RECORDS SHOWN =

.....

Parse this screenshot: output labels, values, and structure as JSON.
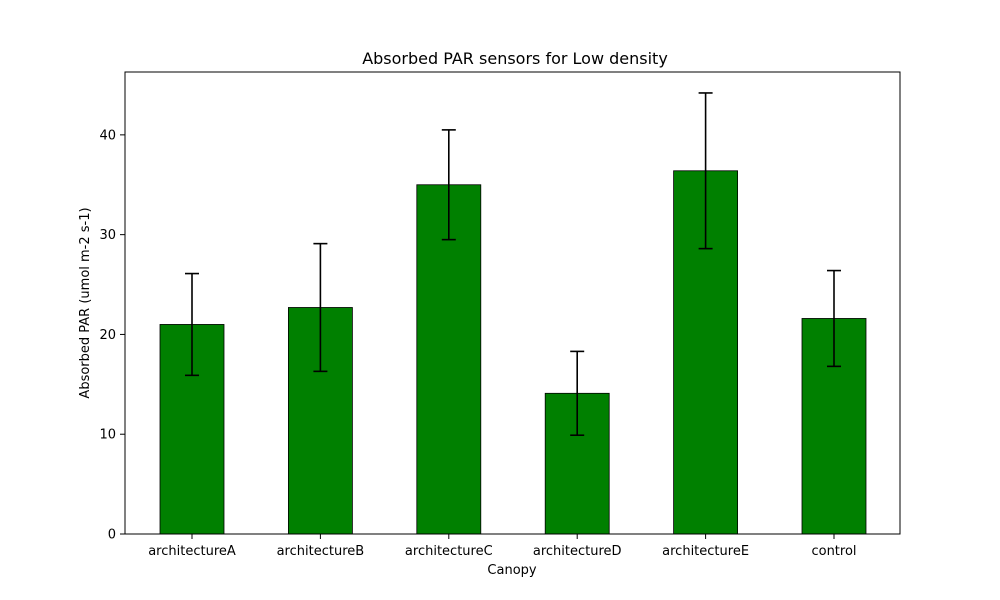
{
  "chart_data": {
    "type": "bar",
    "title": "Absorbed PAR sensors for Low density",
    "xlabel": "Canopy",
    "ylabel": "Absorbed PAR (umol m-2 s-1)",
    "categories": [
      "architectureA",
      "architectureB",
      "architectureC",
      "architectureD",
      "architectureE",
      "control"
    ],
    "values": [
      21.0,
      22.7,
      35.0,
      14.1,
      36.4,
      21.6
    ],
    "errors": [
      5.1,
      6.4,
      5.5,
      4.2,
      7.8,
      4.8
    ],
    "ylim": [
      0,
      46.3
    ],
    "yticks": [
      0,
      10,
      20,
      30,
      40
    ],
    "bar_color": "#008000",
    "grid": false
  }
}
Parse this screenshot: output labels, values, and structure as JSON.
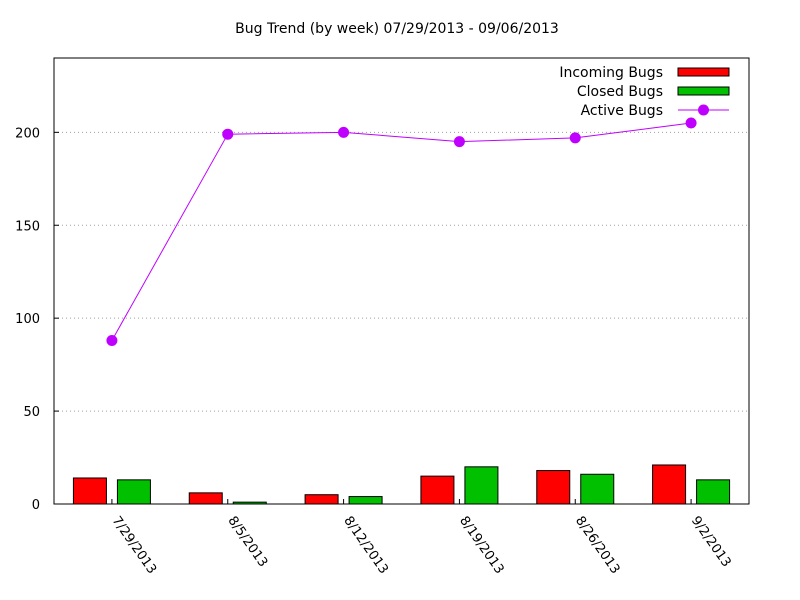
{
  "chart_data": {
    "type": "bar",
    "title": "Bug Trend (by week) 07/29/2013 - 09/06/2013",
    "xlabel": "",
    "ylabel": "",
    "categories": [
      "7/29/2013",
      "8/5/2013",
      "8/12/2013",
      "8/19/2013",
      "8/26/2013",
      "9/2/2013"
    ],
    "ylim": [
      0,
      240
    ],
    "yticks": [
      0,
      50,
      100,
      150,
      200
    ],
    "grid": true,
    "legend_position": "top-right",
    "series": [
      {
        "name": "Incoming Bugs",
        "type": "bar",
        "color": "#ff0000",
        "values": [
          14,
          6,
          5,
          15,
          18,
          21
        ]
      },
      {
        "name": "Closed Bugs",
        "type": "bar",
        "color": "#00c000",
        "values": [
          13,
          1,
          4,
          20,
          16,
          13
        ]
      },
      {
        "name": "Active Bugs",
        "type": "line",
        "color": "#c000ff",
        "values": [
          88,
          199,
          200,
          195,
          197,
          205
        ]
      }
    ]
  }
}
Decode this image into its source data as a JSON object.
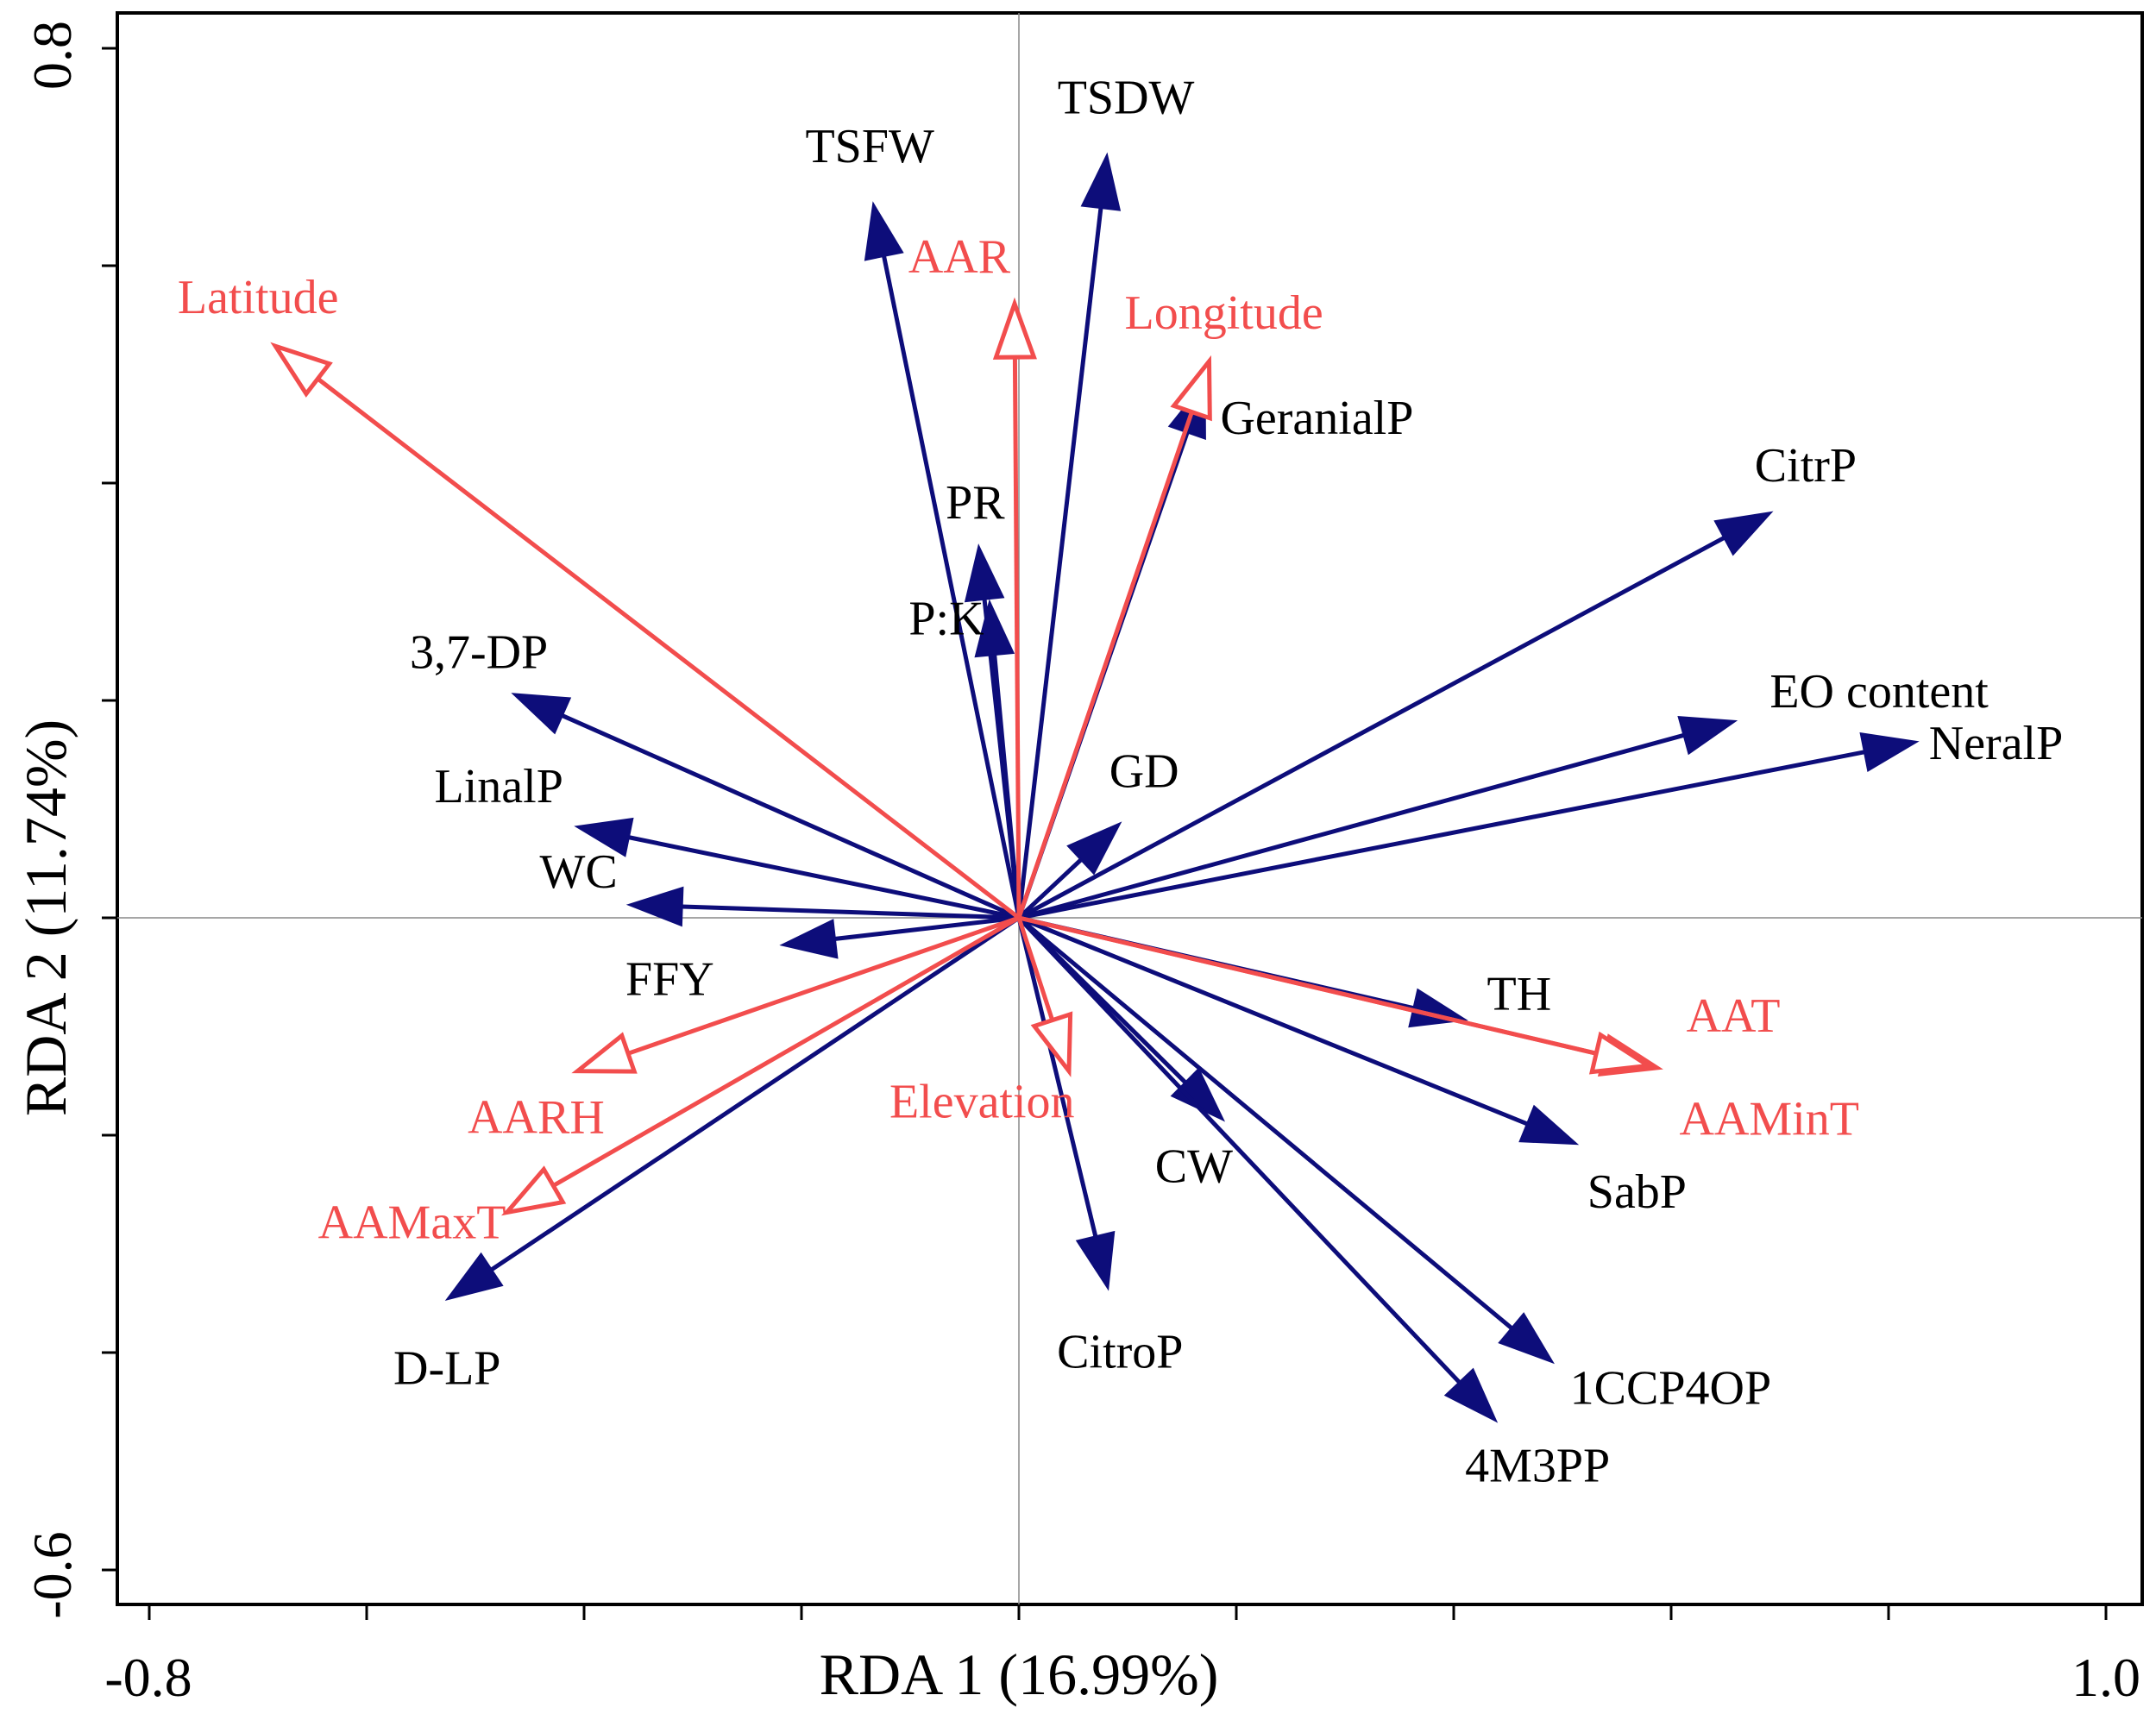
{
  "chart_data": {
    "type": "biplot",
    "title": "",
    "xlabel": "RDA 1 (16.99%)",
    "ylabel": "RDA 2 (11.74%)",
    "xlim": [
      -0.8,
      1.0
    ],
    "ylim": [
      -0.6,
      0.8
    ],
    "x_tick_labels": [
      "-0.8",
      "1.0"
    ],
    "y_tick_labels": [
      "-0.6",
      "0.8"
    ],
    "colors": {
      "response": "#0d0d7a",
      "explanatory": "#f24d4d"
    },
    "series": [
      {
        "name": "response variables",
        "color": "#0d0d7a",
        "head": "filled",
        "vectors": [
          {
            "label": "TSDW",
            "x": 0.081,
            "y": 0.702
          },
          {
            "label": "TSFW",
            "x": -0.134,
            "y": 0.657
          },
          {
            "label": "GeranialP",
            "x": 0.171,
            "y": 0.493
          },
          {
            "label": "CitrP",
            "x": 0.692,
            "y": 0.373
          },
          {
            "label": "PR",
            "x": -0.037,
            "y": 0.342
          },
          {
            "label": "P:K",
            "x": -0.027,
            "y": 0.291
          },
          {
            "label": "3,7-DP",
            "x": -0.465,
            "y": 0.206
          },
          {
            "label": "EO content",
            "x": 0.659,
            "y": 0.181
          },
          {
            "label": "NeralP",
            "x": 0.826,
            "y": 0.162
          },
          {
            "label": "LinalP",
            "x": -0.407,
            "y": 0.084
          },
          {
            "label": "GD",
            "x": 0.093,
            "y": 0.087
          },
          {
            "label": "WC",
            "x": -0.359,
            "y": 0.012
          },
          {
            "label": "FFY",
            "x": -0.218,
            "y": -0.025
          },
          {
            "label": "TH",
            "x": 0.411,
            "y": -0.094
          },
          {
            "label": "SabP",
            "x": 0.513,
            "y": -0.208
          },
          {
            "label": "CW",
            "x": 0.188,
            "y": -0.186
          },
          {
            "label": "CitroP",
            "x": 0.082,
            "y": -0.341
          },
          {
            "label": "D-LP",
            "x": -0.526,
            "y": -0.351
          },
          {
            "label": "1CCP4OP",
            "x": 0.491,
            "y": -0.409
          },
          {
            "label": "4M3PP",
            "x": 0.439,
            "y": -0.463
          }
        ]
      },
      {
        "name": "explanatory variables",
        "color": "#f24d4d",
        "head": "open",
        "vectors": [
          {
            "label": "Latitude",
            "x": -0.684,
            "y": 0.526
          },
          {
            "label": "AAR",
            "x": -0.004,
            "y": 0.565
          },
          {
            "label": "Longitude",
            "x": 0.175,
            "y": 0.512
          },
          {
            "label": "AAT",
            "x": 0.587,
            "y": -0.138
          },
          {
            "label": "AAMinT",
            "x": 0.579,
            "y": -0.136
          },
          {
            "label": "Elevation",
            "x": 0.046,
            "y": -0.141
          },
          {
            "label": "AARH",
            "x": -0.406,
            "y": -0.141
          },
          {
            "label": "AAMaxT",
            "x": -0.471,
            "y": -0.271
          }
        ]
      }
    ]
  }
}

.....

Exactly reproduce the entries above, minus the pictures.

Parse this screenshot: output labels, values, and structure as JSON.
{
  "chart_data": {
    "type": "bar",
    "title": "Absorbed PAR sensors for Low density",
    "xlabel": "Canopy",
    "ylabel": "Absorbed PAR (umol m-2 s-1)",
    "categories": [
      "architectureA",
      "architectureB",
      "architectureC",
      "architectureD",
      "architectureE",
      "control"
    ],
    "values": [
      21.0,
      22.7,
      35.0,
      14.1,
      36.4,
      21.6
    ],
    "errors": [
      5.1,
      6.4,
      5.5,
      4.2,
      7.8,
      4.8
    ],
    "ylim": [
      0,
      46.3
    ],
    "yticks": [
      0,
      10,
      20,
      30,
      40
    ],
    "bar_color": "#008000",
    "grid": false
  }
}
Parse this screenshot: output labels, values, and structure as JSON.
{
  "chart_data": {
    "type": "bar",
    "title": "Bug Trend (by week) 07/29/2013 - 09/06/2013",
    "xlabel": "",
    "ylabel": "",
    "categories": [
      "7/29/2013",
      "8/5/2013",
      "8/12/2013",
      "8/19/2013",
      "8/26/2013",
      "9/2/2013"
    ],
    "ylim": [
      0,
      240
    ],
    "yticks": [
      0,
      50,
      100,
      150,
      200
    ],
    "grid": true,
    "legend_position": "top-right",
    "series": [
      {
        "name": "Incoming Bugs",
        "type": "bar",
        "color": "#ff0000",
        "values": [
          14,
          6,
          5,
          15,
          18,
          21
        ]
      },
      {
        "name": "Closed Bugs",
        "type": "bar",
        "color": "#00c000",
        "values": [
          13,
          1,
          4,
          20,
          16,
          13
        ]
      },
      {
        "name": "Active Bugs",
        "type": "line",
        "color": "#c000ff",
        "values": [
          88,
          199,
          200,
          195,
          197,
          205
        ]
      }
    ]
  }
}
Decode this image into its source data as a JSON object.
{
  "chart_data": {
    "type": "biplot",
    "title": "",
    "xlabel": "RDA 1 (16.99%)",
    "ylabel": "RDA 2 (11.74%)",
    "xlim": [
      -0.8,
      1.0
    ],
    "ylim": [
      -0.6,
      0.8
    ],
    "x_tick_labels": [
      "-0.8",
      "1.0"
    ],
    "y_tick_labels": [
      "-0.6",
      "0.8"
    ],
    "colors": {
      "response": "#0d0d7a",
      "explanatory": "#f24d4d"
    },
    "series": [
      {
        "name": "response variables",
        "color": "#0d0d7a",
        "head": "filled",
        "vectors": [
          {
            "label": "TSDW",
            "x": 0.081,
            "y": 0.702
          },
          {
            "label": "TSFW",
            "x": -0.134,
            "y": 0.657
          },
          {
            "label": "GeranialP",
            "x": 0.171,
            "y": 0.493
          },
          {
            "label": "CitrP",
            "x": 0.692,
            "y": 0.373
          },
          {
            "label": "PR",
            "x": -0.037,
            "y": 0.342
          },
          {
            "label": "P:K",
            "x": -0.027,
            "y": 0.291
          },
          {
            "label": "3,7-DP",
            "x": -0.465,
            "y": 0.206
          },
          {
            "label": "EO content",
            "x": 0.659,
            "y": 0.181
          },
          {
            "label": "NeralP",
            "x": 0.826,
            "y": 0.162
          },
          {
            "label": "LinalP",
            "x": -0.407,
            "y": 0.084
          },
          {
            "label": "GD",
            "x": 0.093,
            "y": 0.087
          },
          {
            "label": "WC",
            "x": -0.359,
            "y": 0.012
          },
          {
            "label": "FFY",
            "x": -0.218,
            "y": -0.025
          },
          {
            "label": "TH",
            "x": 0.411,
            "y": -0.094
          },
          {
            "label": "SabP",
            "x": 0.513,
            "y": -0.208
          },
          {
            "label": "CW",
            "x": 0.188,
            "y": -0.186
          },
          {
            "label": "CitroP",
            "x": 0.082,
            "y": -0.341
          },
          {
            "label": "D-LP",
            "x": -0.526,
            "y": -0.351
          },
          {
            "label": "1CCP4OP",
            "x": 0.491,
            "y": -0.409
          },
          {
            "label": "4M3PP",
            "x": 0.439,
            "y": -0.463
          }
        ]
      },
      {
        "name": "explanatory variables",
        "color": "#f24d4d",
        "head": "open",
        "vectors": [
          {
            "label": "Latitude",
            "x": -0.684,
            "y": 0.526
          },
          {
            "label": "AAR",
            "x": -0.004,
            "y": 0.565
          },
          {
            "label": "Longitude",
            "x": 0.175,
            "y": 0.512
          },
          {
            "label": "AAT",
            "x": 0.587,
            "y": -0.138
          },
          {
            "label": "AAMinT",
            "x": 0.579,
            "y": -0.136
          },
          {
            "label": "Elevation",
            "x": 0.046,
            "y": -0.141
          },
          {
            "label": "AARH",
            "x": -0.406,
            "y": -0.141
          },
          {
            "label": "AAMaxT",
            "x": -0.471,
            "y": -0.271
          }
        ]
      }
    ]
  }
}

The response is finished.